## begin
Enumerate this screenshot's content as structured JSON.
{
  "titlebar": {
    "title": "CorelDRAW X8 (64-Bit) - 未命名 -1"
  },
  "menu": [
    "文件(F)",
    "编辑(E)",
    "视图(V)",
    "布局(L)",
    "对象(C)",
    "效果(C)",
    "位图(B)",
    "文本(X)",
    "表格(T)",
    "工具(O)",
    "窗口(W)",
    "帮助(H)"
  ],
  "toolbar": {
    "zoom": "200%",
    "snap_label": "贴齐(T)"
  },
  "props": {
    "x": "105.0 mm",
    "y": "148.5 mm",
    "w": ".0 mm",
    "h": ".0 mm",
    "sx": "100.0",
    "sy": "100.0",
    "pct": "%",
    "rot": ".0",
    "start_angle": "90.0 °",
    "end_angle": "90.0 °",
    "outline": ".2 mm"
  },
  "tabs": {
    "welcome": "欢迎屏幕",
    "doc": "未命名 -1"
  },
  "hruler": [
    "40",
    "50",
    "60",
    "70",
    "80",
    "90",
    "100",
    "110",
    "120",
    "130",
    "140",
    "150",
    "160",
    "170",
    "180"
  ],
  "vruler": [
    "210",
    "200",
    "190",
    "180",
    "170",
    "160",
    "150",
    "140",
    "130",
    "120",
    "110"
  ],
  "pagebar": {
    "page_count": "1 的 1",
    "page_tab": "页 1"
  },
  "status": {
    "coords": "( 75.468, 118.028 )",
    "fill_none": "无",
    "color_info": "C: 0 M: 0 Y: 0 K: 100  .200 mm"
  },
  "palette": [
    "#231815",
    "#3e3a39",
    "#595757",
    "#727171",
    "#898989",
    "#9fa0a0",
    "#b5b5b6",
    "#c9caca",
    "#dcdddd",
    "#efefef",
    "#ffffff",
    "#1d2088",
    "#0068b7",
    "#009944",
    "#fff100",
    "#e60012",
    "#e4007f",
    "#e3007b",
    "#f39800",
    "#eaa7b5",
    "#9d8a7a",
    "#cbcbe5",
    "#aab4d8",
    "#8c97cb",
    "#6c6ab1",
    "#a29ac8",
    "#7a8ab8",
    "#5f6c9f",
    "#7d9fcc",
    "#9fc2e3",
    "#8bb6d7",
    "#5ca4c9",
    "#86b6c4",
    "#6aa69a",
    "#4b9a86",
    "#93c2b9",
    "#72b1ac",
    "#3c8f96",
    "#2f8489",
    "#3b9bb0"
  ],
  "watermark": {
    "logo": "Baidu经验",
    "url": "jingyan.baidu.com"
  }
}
## end
PROBLEM DETAILS:
All entries shown above should be printed again exactly.

EXERCISE RESPONSE:
Enumerate this screenshot's content as structured JSON.
{
  "titlebar": {
    "title": "CorelDRAW X8 (64-Bit) - 未命名 -1"
  },
  "menu": [
    "文件(F)",
    "编辑(E)",
    "视图(V)",
    "布局(L)",
    "对象(C)",
    "效果(C)",
    "位图(B)",
    "文本(X)",
    "表格(T)",
    "工具(O)",
    "窗口(W)",
    "帮助(H)"
  ],
  "toolbar": {
    "zoom": "200%",
    "snap_label": "贴齐(T)"
  },
  "props": {
    "x": "105.0 mm",
    "y": "148.5 mm",
    "w": ".0 mm",
    "h": ".0 mm",
    "sx": "100.0",
    "sy": "100.0",
    "pct": "%",
    "rot": ".0",
    "start_angle": "90.0 °",
    "end_angle": "90.0 °",
    "outline": ".2 mm"
  },
  "tabs": {
    "welcome": "欢迎屏幕",
    "doc": "未命名 -1"
  },
  "hruler": [
    "40",
    "50",
    "60",
    "70",
    "80",
    "90",
    "100",
    "110",
    "120",
    "130",
    "140",
    "150",
    "160",
    "170",
    "180"
  ],
  "vruler": [
    "210",
    "200",
    "190",
    "180",
    "170",
    "160",
    "150",
    "140",
    "130",
    "120",
    "110"
  ],
  "pagebar": {
    "page_count": "1 的 1",
    "page_tab": "页 1"
  },
  "status": {
    "coords": "( 75.468, 118.028 )",
    "fill_none": "无",
    "color_info": "C: 0 M: 0 Y: 0 K: 100  .200 mm"
  },
  "palette": [
    "#231815",
    "#3e3a39",
    "#595757",
    "#727171",
    "#898989",
    "#9fa0a0",
    "#b5b5b6",
    "#c9caca",
    "#dcdddd",
    "#efefef",
    "#ffffff",
    "#1d2088",
    "#0068b7",
    "#009944",
    "#fff100",
    "#e60012",
    "#e4007f",
    "#e3007b",
    "#f39800",
    "#eaa7b5",
    "#9d8a7a",
    "#cbcbe5",
    "#aab4d8",
    "#8c97cb",
    "#6c6ab1",
    "#a29ac8",
    "#7a8ab8",
    "#5f6c9f",
    "#7d9fcc",
    "#9fc2e3",
    "#8bb6d7",
    "#5ca4c9",
    "#86b6c4",
    "#6aa69a",
    "#4b9a86",
    "#93c2b9",
    "#72b1ac",
    "#3c8f96",
    "#2f8489",
    "#3b9bb0"
  ],
  "watermark": {
    "logo": "Baidu经验",
    "url": "jingyan.baidu.com"
  }
}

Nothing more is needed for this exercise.